§ **WHAT IS NEEDED**: Wherever the word "COMEX" appears in a line, extract that line.

── GIVEN RECORDS

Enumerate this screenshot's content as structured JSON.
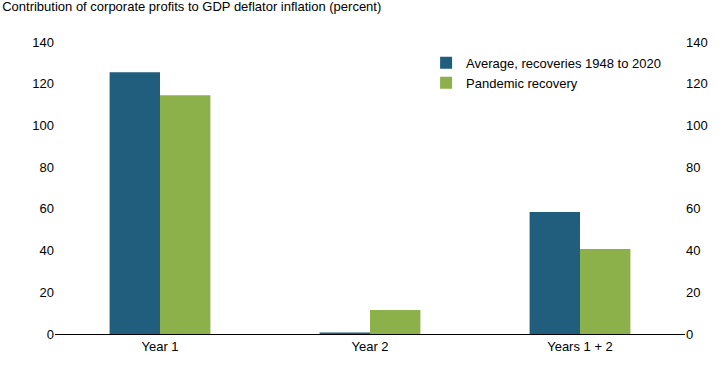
{
  "chart_data": {
    "type": "bar",
    "title": "Contribution of corporate profits to GDP deflator inflation (percent)",
    "categories": [
      "Year 1",
      "Year 2",
      "Years 1 + 2"
    ],
    "series": [
      {
        "name": "Average, recoveries 1948 to 2020",
        "color": "#215e7d",
        "values": [
          125.5,
          0.7,
          58.5
        ]
      },
      {
        "name": "Pandemic recovery",
        "color": "#8cb04a",
        "values": [
          114.5,
          11.5,
          40.7
        ]
      }
    ],
    "ylim": [
      0,
      140
    ],
    "yticks": [
      0,
      20,
      40,
      60,
      80,
      100,
      120,
      140
    ],
    "y2lim": [
      0,
      140
    ],
    "y2ticks": [
      0,
      20,
      40,
      60,
      80,
      100,
      120,
      140
    ],
    "grid": false,
    "legend": "upper right",
    "data_labels": false
  }
}
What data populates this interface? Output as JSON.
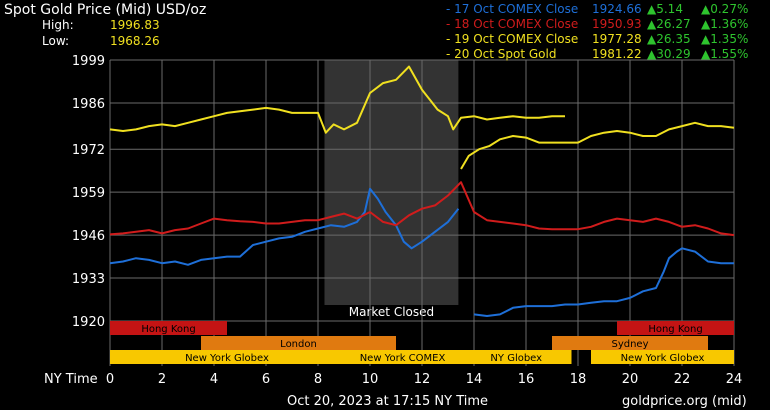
{
  "header": {
    "title": "Spot Gold Price (Mid) USD/oz",
    "high_label": "High:",
    "high_value": "1996.83",
    "low_label": "Low:",
    "low_value": "1968.26"
  },
  "footer": {
    "timestamp": "Oct 20, 2023 at 17:15 NY Time",
    "source": "goldprice.org (mid)"
  },
  "colors": {
    "oct17": "#1e6fd8",
    "oct18": "#d01c1c",
    "oct19": "#f0e020",
    "oct20": "#f0e020",
    "up": "#2ec42e",
    "market_closed_shade": "#333333",
    "grid": "#6a6a6a",
    "hong_kong": "#c41414",
    "london": "#e07a10",
    "sydney": "#e07a10",
    "new_york": "#f8c800"
  },
  "chart_data": {
    "type": "line",
    "title": "Spot Gold Price (Mid) USD/oz",
    "xlabel": "NY Time",
    "ylabel": "",
    "xlim": [
      0,
      24
    ],
    "ylim": [
      1920,
      1999
    ],
    "x_ticks": [
      0,
      2,
      4,
      6,
      8,
      10,
      12,
      14,
      16,
      18,
      20,
      22,
      24
    ],
    "y_ticks": [
      1920,
      1933,
      1946,
      1959,
      1972,
      1986,
      1999
    ],
    "grid": true,
    "legend": [
      {
        "series": "17 Oct COMEX Close",
        "close": "1924.66",
        "change": "5.14",
        "pct": "0.27%"
      },
      {
        "series": "18 Oct COMEX Close",
        "close": "1950.93",
        "change": "26.27",
        "pct": "1.36%"
      },
      {
        "series": "19 Oct COMEX Close",
        "close": "1977.28",
        "change": "26.35",
        "pct": "1.35%"
      },
      {
        "series": "20 Oct Spot Gold",
        "close": "1981.22",
        "change": "30.29",
        "pct": "1.55%"
      }
    ],
    "legend_prefix": "-",
    "change_arrow": "▲",
    "market_closed": {
      "label": "Market Closed",
      "x_range": [
        8.25,
        13.4
      ]
    },
    "sessions": [
      {
        "name": "Hong Kong",
        "start": 0,
        "end": 4.5,
        "row": 0,
        "color_key": "hong_kong"
      },
      {
        "name": "Hong Kong",
        "start": 19.5,
        "end": 24,
        "row": 0,
        "color_key": "hong_kong"
      },
      {
        "name": "London",
        "start": 3.5,
        "end": 11,
        "row": 1,
        "color_key": "london"
      },
      {
        "name": "Sydney",
        "start": 17,
        "end": 23,
        "row": 1,
        "color_key": "sydney"
      },
      {
        "name": "New York Globex",
        "start": 0,
        "end": 9,
        "row": 2,
        "color_key": "new_york"
      },
      {
        "name": "New York COMEX",
        "start": 9,
        "end": 13.5,
        "row": 2,
        "color_key": "new_york"
      },
      {
        "name": "NY Globex",
        "start": 13.5,
        "end": 17.75,
        "row": 2,
        "color_key": "new_york"
      },
      {
        "name": "New York Globex",
        "start": 18.5,
        "end": 24,
        "row": 2,
        "color_key": "new_york"
      }
    ],
    "series": [
      {
        "name": "17 Oct",
        "color_key": "oct17",
        "x": [
          0,
          0.5,
          1,
          1.5,
          2,
          2.5,
          3,
          3.5,
          4,
          4.5,
          5,
          5.5,
          6,
          6.5,
          7,
          7.5,
          8,
          8.5,
          9,
          9.5,
          9.8,
          10,
          10.3,
          10.6,
          11,
          11.3,
          11.6,
          12,
          12.5,
          13,
          13.4
        ],
        "y": [
          1937.5,
          1938,
          1939,
          1938.5,
          1937.5,
          1938,
          1937,
          1938.5,
          1939,
          1939.5,
          1939.5,
          1943,
          1944,
          1945,
          1945.5,
          1947,
          1948,
          1949,
          1948.5,
          1950,
          1953,
          1960,
          1957,
          1953,
          1949,
          1944,
          1942,
          1944,
          1947,
          1950,
          1954
        ],
        "x2": [
          14,
          14.5,
          15,
          15.5,
          16,
          16.5,
          17,
          17.5,
          18,
          18.5,
          19,
          19.5,
          20,
          20.5,
          21,
          21.3,
          21.5,
          21.8,
          22,
          22.5,
          23,
          23.5,
          24
        ],
        "y2": [
          1922,
          1921.5,
          1922,
          1924,
          1924.5,
          1924.5,
          1924.5,
          1925,
          1925,
          1925.5,
          1926,
          1926,
          1927,
          1929,
          1930,
          1935,
          1939,
          1941,
          1942,
          1941,
          1938,
          1937.5,
          1937.5
        ]
      },
      {
        "name": "18 Oct",
        "color_key": "oct18",
        "x": [
          0,
          0.5,
          1,
          1.5,
          2,
          2.5,
          3,
          3.5,
          4,
          4.5,
          5,
          5.5,
          6,
          6.5,
          7,
          7.5,
          8,
          8.5,
          9,
          9.5,
          10,
          10.5,
          11,
          11.5,
          12,
          12.5,
          13,
          13.5,
          14,
          14.5,
          15,
          15.5,
          16,
          16.5,
          17,
          17.5,
          18,
          18.5,
          19,
          19.5,
          20,
          20.5,
          21,
          21.5,
          22,
          22.5,
          23,
          23.5,
          24
        ],
        "y": [
          1946.2,
          1946.5,
          1947,
          1947.5,
          1946.5,
          1947.5,
          1948,
          1949.5,
          1951,
          1950.5,
          1950.2,
          1950,
          1949.5,
          1949.5,
          1950,
          1950.5,
          1950.5,
          1951.5,
          1952.5,
          1951,
          1953,
          1950,
          1949,
          1952,
          1954,
          1955,
          1958,
          1962,
          1953,
          1950.5,
          1950,
          1949.5,
          1949,
          1948,
          1947.8,
          1947.8,
          1947.8,
          1948.5,
          1950,
          1951,
          1950.5,
          1950,
          1951,
          1950,
          1948.5,
          1949,
          1948,
          1946.5,
          1946
        ]
      },
      {
        "name": "19 Oct",
        "color_key": "oct19",
        "x": [
          0,
          0.5,
          1,
          1.5,
          2,
          2.5,
          3,
          3.5,
          4,
          4.5,
          5,
          5.5,
          6,
          6.5,
          7,
          7.5,
          8,
          8.3,
          8.6,
          9,
          9.5,
          10,
          10.5,
          11,
          11.5,
          12,
          12.3,
          12.6,
          13,
          13.2,
          13.5,
          14,
          14.5,
          15,
          15.5,
          16,
          16.5,
          17,
          17.5
        ],
        "y": [
          1978,
          1977.5,
          1978,
          1979,
          1979.5,
          1979,
          1980,
          1981,
          1982,
          1983,
          1983.5,
          1984,
          1984.5,
          1984,
          1983,
          1983,
          1983,
          1977,
          1979.5,
          1978,
          1980,
          1989,
          1992,
          1993,
          1997,
          1990,
          1987,
          1984,
          1982,
          1978,
          1981.5,
          1982,
          1981,
          1981.5,
          1982,
          1981.5,
          1981.5,
          1982,
          1982
        ]
      },
      {
        "name": "20 Oct",
        "color_key": "oct20",
        "x": [
          13.5,
          13.8,
          14.2,
          14.6,
          15,
          15.5,
          16,
          16.5,
          17,
          17.5,
          18,
          18.5,
          19,
          19.5,
          20,
          20.5,
          21,
          21.5,
          22,
          22.5,
          23,
          23.5,
          24
        ],
        "y": [
          1966,
          1970,
          1972,
          1973,
          1975,
          1976,
          1975.5,
          1974,
          1974,
          1974,
          1974,
          1976,
          1977,
          1977.5,
          1977,
          1976,
          1976,
          1978,
          1979,
          1980,
          1979,
          1979,
          1978.5
        ]
      }
    ]
  }
}
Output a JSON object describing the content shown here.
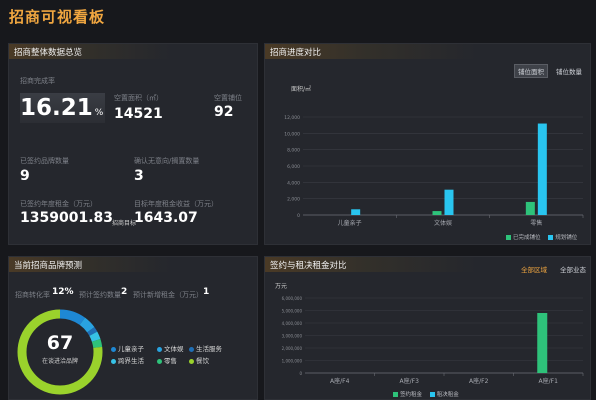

────

§ **CORRECT ANSWER**:
        "series": "17 Oct COMEX Close",
        "series": "18 Oct COMEX Close",
        "series": "19 Oct COMEX Close",
        "name": "New York COMEX",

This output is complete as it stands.